• What is needed: Write out all of the data exactly as it appears.

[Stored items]
-- START --
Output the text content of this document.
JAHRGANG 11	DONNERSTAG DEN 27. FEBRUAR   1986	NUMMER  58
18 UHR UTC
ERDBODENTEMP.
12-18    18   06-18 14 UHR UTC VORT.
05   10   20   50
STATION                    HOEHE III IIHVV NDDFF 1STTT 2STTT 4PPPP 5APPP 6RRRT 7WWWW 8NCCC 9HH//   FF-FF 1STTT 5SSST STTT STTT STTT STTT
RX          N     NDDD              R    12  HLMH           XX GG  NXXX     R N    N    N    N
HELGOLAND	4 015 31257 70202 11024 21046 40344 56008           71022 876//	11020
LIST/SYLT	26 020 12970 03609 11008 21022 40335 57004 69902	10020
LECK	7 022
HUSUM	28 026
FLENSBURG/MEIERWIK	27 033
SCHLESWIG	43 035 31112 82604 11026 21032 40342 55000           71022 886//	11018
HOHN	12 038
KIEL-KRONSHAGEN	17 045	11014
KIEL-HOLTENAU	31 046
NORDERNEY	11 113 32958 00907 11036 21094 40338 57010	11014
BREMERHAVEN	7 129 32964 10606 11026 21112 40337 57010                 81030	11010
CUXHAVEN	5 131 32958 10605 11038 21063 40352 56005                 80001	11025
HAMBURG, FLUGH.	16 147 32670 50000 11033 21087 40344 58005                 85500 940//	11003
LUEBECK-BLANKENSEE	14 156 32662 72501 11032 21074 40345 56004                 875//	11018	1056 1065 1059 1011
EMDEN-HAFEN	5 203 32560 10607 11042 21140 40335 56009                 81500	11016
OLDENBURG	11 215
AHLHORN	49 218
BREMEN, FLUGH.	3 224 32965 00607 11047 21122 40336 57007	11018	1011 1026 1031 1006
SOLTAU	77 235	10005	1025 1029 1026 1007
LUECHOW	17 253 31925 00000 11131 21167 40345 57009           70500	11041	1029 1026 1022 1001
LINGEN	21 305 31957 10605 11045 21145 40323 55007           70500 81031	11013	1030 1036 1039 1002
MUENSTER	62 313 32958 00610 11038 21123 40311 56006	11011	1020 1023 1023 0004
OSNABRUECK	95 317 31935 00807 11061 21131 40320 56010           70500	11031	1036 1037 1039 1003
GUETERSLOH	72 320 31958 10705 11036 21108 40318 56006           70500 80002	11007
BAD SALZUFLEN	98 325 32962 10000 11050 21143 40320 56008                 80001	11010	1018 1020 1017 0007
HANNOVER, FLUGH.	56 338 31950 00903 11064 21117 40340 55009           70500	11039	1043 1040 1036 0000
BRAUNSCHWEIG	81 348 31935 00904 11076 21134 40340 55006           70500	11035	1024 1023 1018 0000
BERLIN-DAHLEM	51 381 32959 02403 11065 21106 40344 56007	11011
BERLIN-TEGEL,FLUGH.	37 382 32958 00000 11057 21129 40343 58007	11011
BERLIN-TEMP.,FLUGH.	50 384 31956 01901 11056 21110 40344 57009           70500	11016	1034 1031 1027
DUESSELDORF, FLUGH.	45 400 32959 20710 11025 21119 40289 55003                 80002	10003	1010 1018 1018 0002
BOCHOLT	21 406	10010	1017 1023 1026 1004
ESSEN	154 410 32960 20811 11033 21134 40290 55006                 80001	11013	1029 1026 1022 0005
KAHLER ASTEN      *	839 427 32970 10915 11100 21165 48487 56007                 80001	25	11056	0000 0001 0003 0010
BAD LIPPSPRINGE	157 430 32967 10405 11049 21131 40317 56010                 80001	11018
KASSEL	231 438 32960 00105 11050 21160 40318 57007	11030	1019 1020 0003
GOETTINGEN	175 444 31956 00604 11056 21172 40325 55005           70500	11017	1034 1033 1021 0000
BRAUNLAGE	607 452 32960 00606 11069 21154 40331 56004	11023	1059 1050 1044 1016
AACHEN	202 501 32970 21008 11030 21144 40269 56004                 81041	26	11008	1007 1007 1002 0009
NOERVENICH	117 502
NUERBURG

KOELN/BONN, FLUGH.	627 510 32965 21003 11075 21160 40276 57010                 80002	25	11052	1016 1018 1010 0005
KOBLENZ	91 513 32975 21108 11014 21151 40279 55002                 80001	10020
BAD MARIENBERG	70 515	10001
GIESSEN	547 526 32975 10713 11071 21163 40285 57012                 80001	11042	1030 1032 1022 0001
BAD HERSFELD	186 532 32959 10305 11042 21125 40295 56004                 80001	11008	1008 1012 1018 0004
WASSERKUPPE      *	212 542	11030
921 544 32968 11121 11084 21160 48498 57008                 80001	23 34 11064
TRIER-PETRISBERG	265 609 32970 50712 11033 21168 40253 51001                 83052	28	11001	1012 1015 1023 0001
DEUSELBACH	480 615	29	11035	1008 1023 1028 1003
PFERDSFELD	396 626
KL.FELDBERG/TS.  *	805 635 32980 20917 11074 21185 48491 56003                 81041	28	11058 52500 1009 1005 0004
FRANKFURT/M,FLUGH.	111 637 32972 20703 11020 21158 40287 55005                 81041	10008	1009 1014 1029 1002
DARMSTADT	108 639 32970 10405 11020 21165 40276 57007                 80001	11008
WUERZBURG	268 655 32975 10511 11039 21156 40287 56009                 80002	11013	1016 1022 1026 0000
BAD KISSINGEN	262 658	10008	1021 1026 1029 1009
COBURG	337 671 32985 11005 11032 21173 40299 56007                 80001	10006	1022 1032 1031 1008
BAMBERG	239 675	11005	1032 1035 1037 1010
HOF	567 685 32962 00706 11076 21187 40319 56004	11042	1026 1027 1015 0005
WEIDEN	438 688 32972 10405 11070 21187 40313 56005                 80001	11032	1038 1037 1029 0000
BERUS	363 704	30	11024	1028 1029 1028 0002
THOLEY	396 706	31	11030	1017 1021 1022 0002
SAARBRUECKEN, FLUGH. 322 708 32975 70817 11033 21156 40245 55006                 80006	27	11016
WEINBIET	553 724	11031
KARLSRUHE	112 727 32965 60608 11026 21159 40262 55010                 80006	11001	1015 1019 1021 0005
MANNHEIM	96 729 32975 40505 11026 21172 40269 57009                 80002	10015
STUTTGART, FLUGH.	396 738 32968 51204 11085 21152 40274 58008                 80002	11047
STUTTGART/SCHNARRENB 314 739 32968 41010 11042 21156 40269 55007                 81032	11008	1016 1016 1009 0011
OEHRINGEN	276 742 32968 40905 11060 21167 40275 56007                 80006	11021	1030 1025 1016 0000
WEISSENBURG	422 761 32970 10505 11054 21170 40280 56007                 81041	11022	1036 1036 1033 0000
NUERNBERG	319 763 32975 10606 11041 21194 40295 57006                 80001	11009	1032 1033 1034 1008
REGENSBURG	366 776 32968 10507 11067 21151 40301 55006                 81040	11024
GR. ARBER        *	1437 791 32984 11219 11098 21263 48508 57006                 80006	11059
-- END --
• Solution to the exercise:
Output the text content of this document.
JAHRGANG 11	DONNERSTAG DEN 27. FEBRUAR   1986	NUMMER  58
18 UHR UTC
ERDBODENTEMP.
12-18    18   06-18 14 UHR UTC VORT.
05   10   20   50
STATION                    HOEHE III IIHVV NDDFF 1STTT 2STTT 4PPPP 5APPP 6RRRT 7WWWW 8NCCC 9HH//   FF-FF 1STTT 5SSST STTT STTT STTT STTT
RX          N     NDDD              R    12  HLMH           XX GG  NXXX     R N    N    N    N
HELGOLAND	4 015 31257 70202 11024 21046 40344 56008           71022 876//	11020
LIST/SYLT	26 020 12970 03609 11008 21022 40335 57004 69902	10020
LECK	7 022
HUSUM	28 026
FLENSBURG/MEIERWIK	27 033
SCHLESWIG	43 035 31112 82604 11026 21032 40342 55000           71022 886//	11018
HOHN	12 038
KIEL-KRONSHAGEN	17 045	11014
KIEL-HOLTENAU	31 046
NORDERNEY	11 113 32958 00907 11036 21094 40338 57010	11014
BREMERHAVEN	7 129 32964 10606 11026 21112 40337 57010                 81030	11010
CUXHAVEN	5 131 32958 10605 11038 21063 40352 56005                 80001	11025
HAMBURG, FLUGH.	16 147 32670 50000 11033 21087 40344 58005                 85500 940//	11003
LUEBECK-BLANKENSEE	14 156 32662 72501 11032 21074 40345 56004                 875//	11018	1056 1065 1059 1011
EMDEN-HAFEN	5 203 32560 10607 11042 21140 40335 56009                 81500	11016
OLDENBURG	11 215
AHLHORN	49 218
BREMEN, FLUGH.	3 224 32965 00607 11047 21122 40336 57007	11018	1011 1026 1031 1006
SOLTAU	77 235	10005	1025 1029 1026 1007
LUECHOW	17 253 31925 00000 11131 21167 40345 57009           70500	11041	1029 1026 1022 1001
LINGEN	21 305 31957 10605 11045 21145 40323 55007           70500 81031	11013	1030 1036 1039 1002
MUENSTER	62 313 32958 00610 11038 21123 40311 56006	11011	1020 1023 1023 0004
OSNABRUECK	95 317 31935 00807 11061 21131 40320 56010           70500	11031	1036 1037 1039 1003
GUETERSLOH	72 320 31958 10705 11036 21108 40318 56006           70500 80002	11007
BAD SALZUFLEN	98 325 32962 10000 11050 21143 40320 56008                 80001	11010	1018 1020 1017 0007
HANNOVER, FLUGH.	56 338 31950 00903 11064 21117 40340 55009           70500	11039	1043 1040 1036 0000
BRAUNSCHWEIG	81 348 31935 00904 11076 21134 40340 55006           70500	11035	1024 1023 1018 0000
BERLIN-DAHLEM	51 381 32959 02403 11065 21106 40344 56007	11011
BERLIN-TEGEL,FLUGH.	37 382 32958 00000 11057 21129 40343 58007	11011
BERLIN-TEMP.,FLUGH.	50 384 31956 01901 11056 21110 40344 57009           70500	11016	1034 1031 1027
DUESSELDORF, FLUGH.	45 400 32959 20710 11025 21119 40289 55003                 80002	10003	1010 1018 1018 0002
BOCHOLT	21 406	10010	1017 1023 1026 1004
ESSEN	154 410 32960 20811 11033 21134 40290 55006                 80001	11013	1029 1026 1022 0005
KAHLER ASTEN      *	839 427 32970 10915 11100 21165 48487 56007                 80001	25	11056	0000 0001 0003 0010
BAD LIPPSPRINGE	157 430 32967 10405 11049 21131 40317 56010                 80001	11018
KASSEL	231 438 32960 00105 11050 21160 40318 57007	11030	1019 1020 0003
GOETTINGEN	175 444 31956 00604 11056 21172 40325 55005           70500	11017	1034 1033 1021 0000
BRAUNLAGE	607 452 32960 00606 11069 21154 40331 56004	11023	1059 1050 1044 1016
AACHEN	202 501 32970 21008 11030 21144 40269 56004                 81041	26	11008	1007 1007 1002 0009
NOERVENICH	117 502
NUERBURG

KOELN/BONN, FLUGH.	627 510 32965 21003 11075 21160 40276 57010                 80002	25	11052	1016 1018 1010 0005
KOBLENZ	91 513 32975 21108 11014 21151 40279 55002                 80001	10020
BAD MARIENBERG	70 515	10001
GIESSEN	547 526 32975 10713 11071 21163 40285 57012                 80001	11042	1030 1032 1022 0001
BAD HERSFELD	186 532 32959 10305 11042 21125 40295 56004                 80001	11008	1008 1012 1018 0004
WASSERKUPPE      *	212 542	11030
921 544 32968 11121 11084 21160 48498 57008                 80001	23 34 11064
TRIER-PETRISBERG	265 609 32970 50712 11033 21168 40253 51001                 83052	28	11001	1012 1015 1023 0001
DEUSELBACH	480 615	29	11035	1008 1023 1028 1003
PFERDSFELD	396 626
KL.FELDBERG/TS.  *	805 635 32980 20917 11074 21185 48491 56003                 81041	28	11058 52500 1009 1005 0004
FRANKFURT/M,FLUGH.	111 637 32972 20703 11020 21158 40287 55005                 81041	10008	1009 1014 1029 1002
DARMSTADT	108 639 32970 10405 11020 21165 40276 57007                 80001	11008
WUERZBURG	268 655 32975 10511 11039 21156 40287 56009                 80002	11013	1016 1022 1026 0000
BAD KISSINGEN	262 658	10008	1021 1026 1029 1009
COBURG	337 671 32985 11005 11032 21173 40299 56007                 80001	10006	1022 1032 1031 1008
BAMBERG	239 675	11005	1032 1035 1037 1010
HOF	567 685 32962 00706 11076 21187 40319 56004	11042	1026 1027 1015 0005
WEIDEN	438 688 32972 10405 11070 21187 40313 56005                 80001	11032	1038 1037 1029 0000
BERUS	363 704	30	11024	1028 1029 1028 0002
THOLEY	396 706	31	11030	1017 1021 1022 0002
SAARBRUECKEN, FLUGH. 322 708 32975 70817 11033 21156 40245 55006                 80006	27	11016
WEINBIET	553 724	11031
KARLSRUHE	112 727 32965 60608 11026 21159 40262 55010                 80006	11001	1015 1019 1021 0005
MANNHEIM	96 729 32975 40505 11026 21172 40269 57009                 80002	10015
STUTTGART, FLUGH.	396 738 32968 51204 11085 21152 40274 58008                 80002	11047
STUTTGART/SCHNARRENB 314 739 32968 41010 11042 21156 40269 55007                 81032	11008	1016 1016 1009 0011
OEHRINGEN	276 742 32968 40905 11060 21167 40275 56007                 80006	11021	1030 1025 1016 0000
WEISSENBURG	422 761 32970 10505 11054 21170 40280 56007                 81041	11022	1036 1036 1033 0000
NUERNBERG	319 763 32975 10606 11041 21194 40295 57006                 80001	11009	1032 1033 1034 1008
REGENSBURG	366 776 32968 10507 11067 21151 40301 55006                 81040	11024
GR. ARBER        *	1437 791 32984 11219 11098 21263 48508 57006                 80006	11059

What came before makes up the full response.